## begin Data

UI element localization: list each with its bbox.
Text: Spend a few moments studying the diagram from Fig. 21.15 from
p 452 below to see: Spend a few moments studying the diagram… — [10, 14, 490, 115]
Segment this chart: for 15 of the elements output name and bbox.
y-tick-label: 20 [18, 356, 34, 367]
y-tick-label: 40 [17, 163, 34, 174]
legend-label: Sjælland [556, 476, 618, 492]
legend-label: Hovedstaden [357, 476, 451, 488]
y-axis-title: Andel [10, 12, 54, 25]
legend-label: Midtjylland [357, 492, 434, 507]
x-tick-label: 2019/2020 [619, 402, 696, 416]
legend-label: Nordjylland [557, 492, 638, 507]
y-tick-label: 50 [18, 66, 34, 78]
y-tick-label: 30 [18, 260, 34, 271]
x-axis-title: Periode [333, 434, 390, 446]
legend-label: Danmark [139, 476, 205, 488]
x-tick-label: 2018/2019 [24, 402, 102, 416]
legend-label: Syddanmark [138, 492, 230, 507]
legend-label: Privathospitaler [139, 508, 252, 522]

## end Data

Given exercise = Rewrite the listing above with every "legend-label" changed to "legend-entry" and nothing else altered.

Output of the task =
UI element localization: list each with its bbox.
Text: Spend a few moments studying the diagram from Fig. 21.15 from
p 452 below to see: Spend a few moments studying the diagram… — [10, 14, 490, 115]
Segment this chart: for 15 of the elements output name and bbox.
y-tick-label: 20 [18, 356, 34, 367]
y-tick-label: 40 [17, 163, 34, 174]
legend-entry: Sjælland [556, 476, 618, 492]
legend-entry: Hovedstaden [357, 476, 451, 488]
y-axis-title: Andel [10, 12, 54, 25]
legend-entry: Midtjylland [357, 492, 434, 507]
x-tick-label: 2019/2020 [619, 402, 696, 416]
legend-entry: Nordjylland [557, 492, 638, 507]
y-tick-label: 50 [18, 66, 34, 78]
y-tick-label: 30 [18, 260, 34, 271]
x-axis-title: Periode [333, 434, 390, 446]
legend-entry: Danmark [139, 476, 205, 488]
x-tick-label: 2018/2019 [24, 402, 102, 416]
legend-entry: Syddanmark [138, 492, 230, 507]
legend-entry: Privathospitaler [139, 508, 252, 522]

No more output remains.